══ Provided records ══
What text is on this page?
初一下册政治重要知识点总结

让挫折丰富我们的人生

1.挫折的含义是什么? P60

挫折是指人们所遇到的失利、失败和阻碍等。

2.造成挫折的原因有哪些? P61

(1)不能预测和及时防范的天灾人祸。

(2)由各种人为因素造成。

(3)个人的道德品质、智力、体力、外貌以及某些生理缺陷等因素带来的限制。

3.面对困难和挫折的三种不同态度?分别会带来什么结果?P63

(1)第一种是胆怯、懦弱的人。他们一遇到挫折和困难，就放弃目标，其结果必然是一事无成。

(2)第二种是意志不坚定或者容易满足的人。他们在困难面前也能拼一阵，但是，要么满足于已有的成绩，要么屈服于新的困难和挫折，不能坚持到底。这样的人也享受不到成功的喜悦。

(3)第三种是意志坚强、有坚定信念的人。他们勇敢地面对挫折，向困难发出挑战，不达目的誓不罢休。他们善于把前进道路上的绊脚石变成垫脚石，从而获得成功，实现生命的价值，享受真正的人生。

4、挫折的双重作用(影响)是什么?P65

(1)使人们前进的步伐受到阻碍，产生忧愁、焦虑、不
═══
## Set task
Repeat the records above exactly, leaving none out.

## Solution
What text is on this page?
初一下册政治重要知识点总结

让挫折丰富我们的人生

1.挫折的含义是什么? P60

挫折是指人们所遇到的失利、失败和阻碍等。

2.造成挫折的原因有哪些? P61

(1)不能预测和及时防范的天灾人祸。

(2)由各种人为因素造成。

(3)个人的道德品质、智力、体力、外貌以及某些生理缺陷等因素带来的限制。

3.面对困难和挫折的三种不同态度?分别会带来什么结果?P63

(1)第一种是胆怯、懦弱的人。他们一遇到挫折和困难，就放弃目标，其结果必然是一事无成。

(2)第二种是意志不坚定或者容易满足的人。他们在困难面前也能拼一阵，但是，要么满足于已有的成绩，要么屈服于新的困难和挫折，不能坚持到底。这样的人也享受不到成功的喜悦。

(3)第三种是意志坚强、有坚定信念的人。他们勇敢地面对挫折，向困难发出挑战，不达目的誓不罢休。他们善于把前进道路上的绊脚石变成垫脚石，从而获得成功，实现生命的价值，享受真正的人生。

4、挫折的双重作用(影响)是什么?P65

(1)使人们前进的步伐受到阻碍，产生忧愁、焦虑、不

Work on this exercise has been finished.